Job = Copy out all the lines in the records that include the word "FCHI".

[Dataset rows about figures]
* * * * *

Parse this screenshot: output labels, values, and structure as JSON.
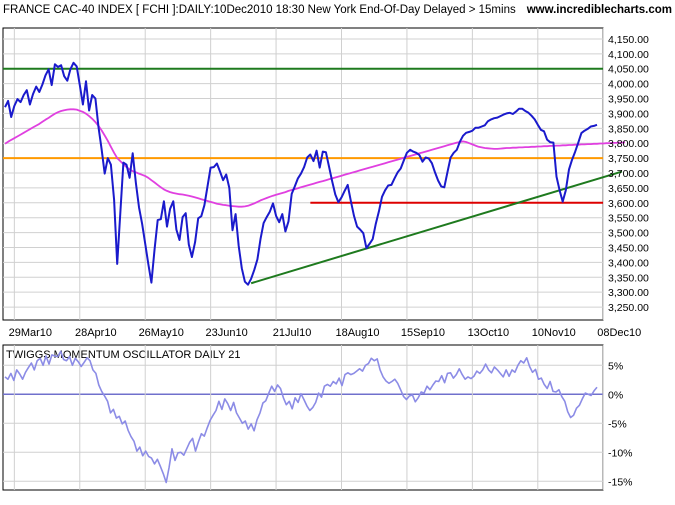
{
  "header": {
    "title": "FRANCE CAC-40 INDEX [ FCHI ]:DAILY:10Dec2010 18:30 New York End-Of-Day Delayed > 15mins",
    "site": "www.incrediblecharts.com"
  },
  "colors": {
    "price": "#1a1acc",
    "ma": "#e040e0",
    "resistance": "#1e7a1e",
    "support_orange": "#ff9900",
    "support_red": "#dd0000",
    "trendline": "#1e7a1e",
    "oscillator": "#8c8ce6",
    "zero_line": "#7070cc",
    "grid": "#d0d0d0"
  },
  "chart_data": [
    {
      "type": "line",
      "title": "FRANCE CAC-40 INDEX [ FCHI ]:DAILY:10Dec2010 18:30 New York End-Of-Day Delayed > 15mins",
      "x_tick_labels": [
        "29Mar10",
        "28Apr10",
        "26May10",
        "23Jun10",
        "21Jul10",
        "18Aug10",
        "15Sep10",
        "13Oct10",
        "10Nov10",
        "08Dec10"
      ],
      "y_tick_labels": [
        "4,150.00",
        "4,100.00",
        "4,050.00",
        "4,000.00",
        "3,950.00",
        "3,900.00",
        "3,850.00",
        "3,800.00",
        "3,750.00",
        "3,700.00",
        "3,650.00",
        "3,600.00",
        "3,550.00",
        "3,500.00",
        "3,450.00",
        "3,400.00",
        "3,350.00",
        "3,300.00",
        "3,250.00"
      ],
      "ylim": [
        3220,
        4170
      ],
      "grid": true,
      "series": [
        {
          "key": "price",
          "values": [
            3921,
            3942,
            3888,
            3925,
            3948,
            3938,
            3962,
            3978,
            3930,
            3965,
            3990,
            3972,
            3997,
            4028,
            4048,
            3995,
            4065,
            4056,
            4062,
            4025,
            4010,
            4048,
            4070,
            4058,
            3995,
            3930,
            4008,
            3910,
            3962,
            3950,
            3854,
            3780,
            3698,
            3750,
            3728,
            3610,
            3395,
            3565,
            3735,
            3728,
            3684,
            3766,
            3666,
            3585,
            3530,
            3463,
            3395,
            3332,
            3445,
            3542,
            3545,
            3605,
            3520,
            3580,
            3605,
            3510,
            3475,
            3552,
            3565,
            3460,
            3418,
            3468,
            3548,
            3555,
            3592,
            3655,
            3718,
            3720,
            3732,
            3705,
            3676,
            3695,
            3650,
            3508,
            3562,
            3455,
            3380,
            3335,
            3325,
            3345,
            3375,
            3410,
            3478,
            3532,
            3552,
            3570,
            3598,
            3556,
            3535,
            3562,
            3504,
            3538,
            3630,
            3655,
            3682,
            3698,
            3720,
            3752,
            3762,
            3740,
            3775,
            3718,
            3772,
            3770,
            3722,
            3672,
            3628,
            3602,
            3618,
            3640,
            3660,
            3605,
            3556,
            3520,
            3510,
            3498,
            3448,
            3462,
            3478,
            3530,
            3571,
            3620,
            3642,
            3658,
            3660,
            3682,
            3702,
            3715,
            3742,
            3768,
            3778,
            3772,
            3768,
            3760,
            3738,
            3752,
            3749,
            3733,
            3702,
            3675,
            3655,
            3652,
            3702,
            3752,
            3768,
            3778,
            3805,
            3825,
            3835,
            3838,
            3842,
            3852,
            3852,
            3856,
            3860,
            3874,
            3880,
            3884,
            3886,
            3891,
            3896,
            3900,
            3902,
            3898,
            3906,
            3916,
            3916,
            3908,
            3902,
            3892,
            3880,
            3862,
            3845,
            3840,
            3812,
            3803,
            3802,
            3688,
            3642,
            3604,
            3642,
            3712,
            3745,
            3772,
            3802,
            3834,
            3842,
            3848,
            3856,
            3858,
            3862
          ]
        },
        {
          "key": "ma",
          "values": [
            3798,
            3805,
            3811,
            3817,
            3823,
            3829,
            3835,
            3841,
            3847,
            3853,
            3859,
            3865,
            3872,
            3879,
            3885,
            3892,
            3899,
            3904,
            3908,
            3911,
            3913,
            3914,
            3914,
            3913,
            3909,
            3905,
            3899,
            3891,
            3882,
            3871,
            3858,
            3843,
            3826,
            3808,
            3788,
            3768,
            3750,
            3740,
            3730,
            3720,
            3712,
            3706,
            3702,
            3698,
            3694,
            3690,
            3684,
            3676,
            3668,
            3660,
            3652,
            3645,
            3640,
            3636,
            3633,
            3631,
            3629,
            3628,
            3626,
            3624,
            3621,
            3618,
            3615,
            3612,
            3609,
            3606,
            3603,
            3600,
            3597,
            3595,
            3593,
            3592,
            3590,
            3589,
            3588,
            3587,
            3587,
            3588,
            3590,
            3594,
            3598,
            3603,
            3608,
            3612,
            3616,
            3620,
            3624,
            3627,
            3630,
            3633,
            3636,
            3640,
            3643,
            3646,
            3649,
            3652,
            3655,
            3658,
            3661,
            3664,
            3667,
            3670,
            3673,
            3676,
            3679,
            3682,
            3685,
            3688,
            3691,
            3694,
            3697,
            3700,
            3703,
            3706,
            3709,
            3712,
            3715,
            3718,
            3721,
            3724,
            3727,
            3730,
            3733,
            3736,
            3739,
            3742,
            3745,
            3748,
            3751,
            3754,
            3757,
            3760,
            3763,
            3766,
            3769,
            3772,
            3775,
            3778,
            3781,
            3784,
            3787,
            3790,
            3793,
            3796,
            3799,
            3802,
            3804,
            3806,
            3804,
            3800,
            3796,
            3792,
            3788,
            3786,
            3784,
            3783,
            3782,
            3781,
            3781,
            3782,
            3783,
            3784,
            3784,
            3785,
            3785,
            3786,
            3786,
            3787,
            3787,
            3788,
            3788,
            3789,
            3789,
            3790,
            3790,
            3791,
            3791,
            3792,
            3792,
            3793,
            3793,
            3794,
            3794,
            3795,
            3795,
            3796,
            3796,
            3797,
            3797,
            3798,
            3798,
            3799,
            3799,
            3800,
            3800,
            3801,
            3801,
            3802,
            3802,
            3803
          ]
        }
      ],
      "horizontal_lines": [
        {
          "key": "resistance",
          "value": 4050
        },
        {
          "key": "support_orange",
          "value": 3750
        },
        {
          "key": "support_red",
          "value": 3600,
          "from_index": 98
        }
      ],
      "trendline": {
        "from_index": 79,
        "from_value": 3330,
        "to_index": 198,
        "to_value": 3705
      }
    },
    {
      "type": "line",
      "title": "TWIGGS MOMENTUM OSCILLATOR DAILY 21",
      "y_tick_labels": [
        "5%",
        "0%",
        "-5%",
        "-10%",
        "-15%"
      ],
      "ylim": [
        -16.5,
        8.5
      ],
      "grid": true,
      "values": [
        3.0,
        2.6,
        3.6,
        2.4,
        4.2,
        3.5,
        2.6,
        3.8,
        4.6,
        5.4,
        4.2,
        5.8,
        6.2,
        5.0,
        6.6,
        5.2,
        6.8,
        6.6,
        6.5,
        7.4,
        6.0,
        5.8,
        6.5,
        5.0,
        6.2,
        5.6,
        4.8,
        5.5,
        6.3,
        5.8,
        4.2,
        3.6,
        1.6,
        0.5,
        -0.3,
        -1.2,
        -3.2,
        -2.6,
        -4.1,
        -3.8,
        -5.1,
        -4.6,
        -6.2,
        -7.3,
        -8.1,
        -9.8,
        -9.1,
        -10.6,
        -9.8,
        -10.7,
        -11.0,
        -12.0,
        -11.2,
        -12.4,
        -13.7,
        -15.2,
        -12.6,
        -9.4,
        -11.4,
        -10.1,
        -10.0,
        -10.5,
        -9.4,
        -8.3,
        -7.6,
        -9.8,
        -8.2,
        -6.8,
        -7.2,
        -5.8,
        -4.5,
        -3.6,
        -2.8,
        -1.2,
        -2.6,
        -0.8,
        -1.6,
        -2.8,
        -1.4,
        -3.2,
        -4.1,
        -5.0,
        -4.6,
        -6.0,
        -5.1,
        -6.3,
        -4.4,
        -3.2,
        -1.5,
        -1.1,
        0.2,
        1.4,
        0.5,
        1.6,
        1.0,
        -0.6,
        -1.8,
        -1.2,
        -2.5,
        -0.6,
        -1.4,
        0.1,
        -0.9,
        -2.0,
        -2.8,
        -2.3,
        -1.4,
        0.2,
        -0.5,
        1.4,
        1.7,
        1.4,
        2.2,
        1.8,
        2.8,
        1.5,
        3.4,
        3.7,
        3.4,
        3.6,
        4.0,
        4.4,
        4.0,
        5.0,
        5.3,
        6.2,
        5.8,
        6.1,
        4.2,
        3.0,
        2.3,
        1.9,
        2.2,
        2.6,
        1.9,
        0.8,
        -0.4,
        -0.9,
        -0.3,
        -0.1,
        -1.3,
        -0.6,
        0.4,
        0.2,
        1.4,
        0.8,
        1.6,
        2.3,
        2.2,
        3.2,
        2.0,
        3.6,
        3.7,
        2.8,
        3.4,
        4.4,
        3.4,
        2.6,
        3.0,
        2.7,
        3.1,
        4.0,
        3.6,
        4.2,
        5.2,
        4.2,
        3.7,
        4.7,
        4.2,
        3.6,
        3.0,
        4.2,
        3.1,
        4.2,
        3.8,
        5.0,
        5.8,
        5.4,
        6.3,
        4.8,
        3.8,
        4.3,
        2.6,
        2.8,
        1.7,
        1.0,
        2.2,
        0.5,
        0.4,
        0.8,
        -0.4,
        -1.2,
        -3.0,
        -4.0,
        -3.6,
        -2.4,
        -1.9,
        -0.8,
        0.2,
        0.0,
        -0.2,
        0.6,
        1.2
      ]
    }
  ]
}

* * * * *

Completed exercise =
    "title": "FRANCE CAC-40 INDEX [ FCHI ]:DAILY:10Dec2010 18:30 New York End-Of-Day Delayed > 15mins",
      "title": "FRANCE CAC-40 INDEX [ FCHI ]:DAILY:10Dec2010 18:30 New York End-Of-Day Delayed > 15mins",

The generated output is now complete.